• Exercise brief
Please list all lines of the material below in which the string "idea" occurs.

┏━━

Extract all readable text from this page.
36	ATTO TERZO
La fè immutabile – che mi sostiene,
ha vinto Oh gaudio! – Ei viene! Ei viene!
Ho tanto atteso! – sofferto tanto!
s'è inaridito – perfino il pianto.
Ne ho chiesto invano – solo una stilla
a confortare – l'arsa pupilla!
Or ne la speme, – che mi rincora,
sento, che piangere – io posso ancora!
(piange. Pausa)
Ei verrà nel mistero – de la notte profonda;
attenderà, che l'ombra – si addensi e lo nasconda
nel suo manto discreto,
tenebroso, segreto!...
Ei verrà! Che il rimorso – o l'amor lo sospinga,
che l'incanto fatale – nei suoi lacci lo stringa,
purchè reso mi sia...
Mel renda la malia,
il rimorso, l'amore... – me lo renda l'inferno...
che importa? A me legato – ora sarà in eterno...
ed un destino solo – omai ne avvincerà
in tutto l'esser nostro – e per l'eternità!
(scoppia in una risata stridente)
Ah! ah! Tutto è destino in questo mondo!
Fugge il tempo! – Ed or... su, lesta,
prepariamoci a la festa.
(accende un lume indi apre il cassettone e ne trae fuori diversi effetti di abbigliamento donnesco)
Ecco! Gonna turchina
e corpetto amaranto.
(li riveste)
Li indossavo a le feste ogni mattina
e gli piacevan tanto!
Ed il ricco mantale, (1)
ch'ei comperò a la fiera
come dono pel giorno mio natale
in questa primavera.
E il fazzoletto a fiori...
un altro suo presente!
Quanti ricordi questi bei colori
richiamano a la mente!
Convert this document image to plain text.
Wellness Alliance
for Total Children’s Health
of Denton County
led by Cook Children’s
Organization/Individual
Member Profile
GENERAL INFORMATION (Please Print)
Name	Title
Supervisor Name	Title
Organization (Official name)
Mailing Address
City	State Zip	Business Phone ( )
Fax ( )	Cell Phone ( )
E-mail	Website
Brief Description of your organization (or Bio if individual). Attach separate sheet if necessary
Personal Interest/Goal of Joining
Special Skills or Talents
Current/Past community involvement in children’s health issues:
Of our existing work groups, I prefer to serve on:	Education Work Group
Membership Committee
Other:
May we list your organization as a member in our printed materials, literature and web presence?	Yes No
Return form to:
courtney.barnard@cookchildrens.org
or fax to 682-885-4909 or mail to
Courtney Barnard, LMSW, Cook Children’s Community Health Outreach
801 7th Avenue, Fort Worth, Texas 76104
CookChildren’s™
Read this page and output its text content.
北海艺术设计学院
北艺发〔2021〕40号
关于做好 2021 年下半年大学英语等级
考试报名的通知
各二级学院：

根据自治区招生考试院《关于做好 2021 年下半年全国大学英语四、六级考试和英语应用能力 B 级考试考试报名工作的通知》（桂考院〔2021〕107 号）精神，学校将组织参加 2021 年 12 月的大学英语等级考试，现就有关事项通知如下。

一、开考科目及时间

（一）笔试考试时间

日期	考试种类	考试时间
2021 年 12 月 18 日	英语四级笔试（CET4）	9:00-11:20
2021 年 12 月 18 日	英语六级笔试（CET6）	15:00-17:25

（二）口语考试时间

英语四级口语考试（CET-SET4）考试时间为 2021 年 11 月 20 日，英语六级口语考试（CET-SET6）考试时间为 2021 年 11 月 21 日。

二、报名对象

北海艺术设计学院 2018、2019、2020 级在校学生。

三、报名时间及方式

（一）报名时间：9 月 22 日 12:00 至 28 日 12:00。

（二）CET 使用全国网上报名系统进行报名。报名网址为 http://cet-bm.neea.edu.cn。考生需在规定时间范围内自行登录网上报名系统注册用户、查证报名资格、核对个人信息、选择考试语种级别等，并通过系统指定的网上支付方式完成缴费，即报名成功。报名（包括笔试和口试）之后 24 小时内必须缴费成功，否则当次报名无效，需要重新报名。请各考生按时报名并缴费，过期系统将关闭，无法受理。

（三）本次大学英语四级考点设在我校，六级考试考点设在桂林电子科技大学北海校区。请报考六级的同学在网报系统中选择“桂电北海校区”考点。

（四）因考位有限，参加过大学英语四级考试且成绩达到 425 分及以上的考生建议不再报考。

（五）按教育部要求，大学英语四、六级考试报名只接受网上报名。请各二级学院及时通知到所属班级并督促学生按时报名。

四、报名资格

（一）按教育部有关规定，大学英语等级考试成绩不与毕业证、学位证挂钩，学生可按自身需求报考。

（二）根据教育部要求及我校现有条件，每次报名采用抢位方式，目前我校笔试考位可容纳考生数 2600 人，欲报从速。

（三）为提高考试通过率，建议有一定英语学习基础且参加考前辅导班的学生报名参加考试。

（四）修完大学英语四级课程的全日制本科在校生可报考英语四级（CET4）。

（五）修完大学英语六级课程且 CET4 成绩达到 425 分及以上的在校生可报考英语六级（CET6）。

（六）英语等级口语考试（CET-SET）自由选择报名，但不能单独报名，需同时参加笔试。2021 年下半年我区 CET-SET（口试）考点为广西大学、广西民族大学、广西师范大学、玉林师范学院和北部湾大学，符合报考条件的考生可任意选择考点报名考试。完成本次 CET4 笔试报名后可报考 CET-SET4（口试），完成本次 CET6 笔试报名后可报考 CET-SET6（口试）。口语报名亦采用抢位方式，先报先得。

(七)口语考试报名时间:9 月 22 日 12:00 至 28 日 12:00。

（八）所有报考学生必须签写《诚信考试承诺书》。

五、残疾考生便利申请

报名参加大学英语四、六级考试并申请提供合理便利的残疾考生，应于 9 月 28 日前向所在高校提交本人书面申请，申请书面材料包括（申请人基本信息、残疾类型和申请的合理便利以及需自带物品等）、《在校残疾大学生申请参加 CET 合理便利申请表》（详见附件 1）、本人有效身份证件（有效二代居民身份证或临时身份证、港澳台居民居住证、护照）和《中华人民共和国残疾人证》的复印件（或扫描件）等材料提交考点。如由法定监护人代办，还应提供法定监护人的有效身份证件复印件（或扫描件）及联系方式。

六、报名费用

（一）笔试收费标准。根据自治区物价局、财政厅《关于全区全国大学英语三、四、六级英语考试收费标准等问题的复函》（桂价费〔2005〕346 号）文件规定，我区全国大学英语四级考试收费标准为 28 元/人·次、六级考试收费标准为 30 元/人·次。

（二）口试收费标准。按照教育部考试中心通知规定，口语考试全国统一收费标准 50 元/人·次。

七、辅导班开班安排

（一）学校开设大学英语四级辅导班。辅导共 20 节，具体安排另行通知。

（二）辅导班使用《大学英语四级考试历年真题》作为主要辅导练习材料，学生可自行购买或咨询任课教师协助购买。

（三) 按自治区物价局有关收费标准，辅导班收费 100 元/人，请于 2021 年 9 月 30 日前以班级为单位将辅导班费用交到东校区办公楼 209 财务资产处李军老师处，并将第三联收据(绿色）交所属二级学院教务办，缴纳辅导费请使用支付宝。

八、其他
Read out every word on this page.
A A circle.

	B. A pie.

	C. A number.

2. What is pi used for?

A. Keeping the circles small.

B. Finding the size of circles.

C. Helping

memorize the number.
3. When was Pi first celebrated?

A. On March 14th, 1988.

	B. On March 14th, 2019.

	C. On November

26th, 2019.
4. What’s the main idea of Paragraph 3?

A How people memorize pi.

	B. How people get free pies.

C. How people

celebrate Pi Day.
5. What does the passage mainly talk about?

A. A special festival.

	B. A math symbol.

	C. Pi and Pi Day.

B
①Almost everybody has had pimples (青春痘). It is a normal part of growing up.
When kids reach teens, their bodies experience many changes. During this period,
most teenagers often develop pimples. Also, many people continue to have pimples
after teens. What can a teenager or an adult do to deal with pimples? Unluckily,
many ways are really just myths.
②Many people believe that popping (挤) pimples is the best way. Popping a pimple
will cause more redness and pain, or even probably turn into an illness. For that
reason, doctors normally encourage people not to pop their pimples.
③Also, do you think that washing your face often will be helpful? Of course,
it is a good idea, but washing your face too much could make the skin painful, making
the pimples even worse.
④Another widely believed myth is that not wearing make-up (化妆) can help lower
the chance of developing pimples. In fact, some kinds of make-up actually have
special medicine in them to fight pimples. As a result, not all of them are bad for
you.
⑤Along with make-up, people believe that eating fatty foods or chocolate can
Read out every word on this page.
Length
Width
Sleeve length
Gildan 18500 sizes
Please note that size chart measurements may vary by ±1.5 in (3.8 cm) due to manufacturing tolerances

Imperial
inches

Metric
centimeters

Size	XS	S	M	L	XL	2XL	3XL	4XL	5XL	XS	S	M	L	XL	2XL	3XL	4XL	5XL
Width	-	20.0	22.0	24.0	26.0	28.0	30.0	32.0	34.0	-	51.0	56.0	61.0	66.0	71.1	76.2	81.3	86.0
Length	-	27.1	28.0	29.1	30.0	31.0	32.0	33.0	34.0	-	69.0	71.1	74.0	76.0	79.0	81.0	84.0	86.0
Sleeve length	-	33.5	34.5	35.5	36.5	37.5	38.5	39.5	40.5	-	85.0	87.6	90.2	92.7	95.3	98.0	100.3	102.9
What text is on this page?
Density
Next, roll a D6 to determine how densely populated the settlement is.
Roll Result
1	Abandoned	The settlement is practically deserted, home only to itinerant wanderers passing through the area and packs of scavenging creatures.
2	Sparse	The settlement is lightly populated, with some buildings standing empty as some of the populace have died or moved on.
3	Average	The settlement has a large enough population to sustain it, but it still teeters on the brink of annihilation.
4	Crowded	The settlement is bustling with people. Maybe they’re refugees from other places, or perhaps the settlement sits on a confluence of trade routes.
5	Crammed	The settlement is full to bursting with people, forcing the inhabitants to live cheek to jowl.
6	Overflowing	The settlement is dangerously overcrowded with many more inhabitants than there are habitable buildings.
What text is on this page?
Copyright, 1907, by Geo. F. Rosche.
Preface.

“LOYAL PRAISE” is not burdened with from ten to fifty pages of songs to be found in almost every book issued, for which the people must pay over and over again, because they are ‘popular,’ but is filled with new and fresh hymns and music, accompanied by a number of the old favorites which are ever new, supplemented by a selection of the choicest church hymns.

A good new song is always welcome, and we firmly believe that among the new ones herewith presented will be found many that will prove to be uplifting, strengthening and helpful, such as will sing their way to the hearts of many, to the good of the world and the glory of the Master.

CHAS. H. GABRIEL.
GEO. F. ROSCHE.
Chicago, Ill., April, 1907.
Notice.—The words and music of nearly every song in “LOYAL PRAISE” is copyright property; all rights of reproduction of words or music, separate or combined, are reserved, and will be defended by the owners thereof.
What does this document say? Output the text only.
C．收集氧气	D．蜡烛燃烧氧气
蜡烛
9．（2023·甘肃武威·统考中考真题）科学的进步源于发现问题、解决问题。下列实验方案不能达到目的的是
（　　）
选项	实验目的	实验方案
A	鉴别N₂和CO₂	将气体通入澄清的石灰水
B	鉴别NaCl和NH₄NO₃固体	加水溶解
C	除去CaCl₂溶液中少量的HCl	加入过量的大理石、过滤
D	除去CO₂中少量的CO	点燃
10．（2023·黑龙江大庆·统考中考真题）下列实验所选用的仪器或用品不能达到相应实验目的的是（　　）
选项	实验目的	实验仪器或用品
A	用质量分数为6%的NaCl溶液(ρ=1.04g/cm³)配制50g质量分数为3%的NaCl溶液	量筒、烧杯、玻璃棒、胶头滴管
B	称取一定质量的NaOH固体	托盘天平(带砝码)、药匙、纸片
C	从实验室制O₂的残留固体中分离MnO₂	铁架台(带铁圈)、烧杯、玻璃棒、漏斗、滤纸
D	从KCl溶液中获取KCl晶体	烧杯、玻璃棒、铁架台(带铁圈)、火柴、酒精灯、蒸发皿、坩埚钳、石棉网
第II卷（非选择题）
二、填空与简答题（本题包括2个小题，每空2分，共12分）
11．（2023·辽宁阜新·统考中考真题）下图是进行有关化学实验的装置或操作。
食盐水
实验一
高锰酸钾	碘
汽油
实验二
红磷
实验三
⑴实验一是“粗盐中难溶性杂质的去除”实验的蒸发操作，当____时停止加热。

┗━━

• Complete response
4. What’s the main idea of Paragraph 3?
it is a good idea, but washing your face too much could make the skin painful, making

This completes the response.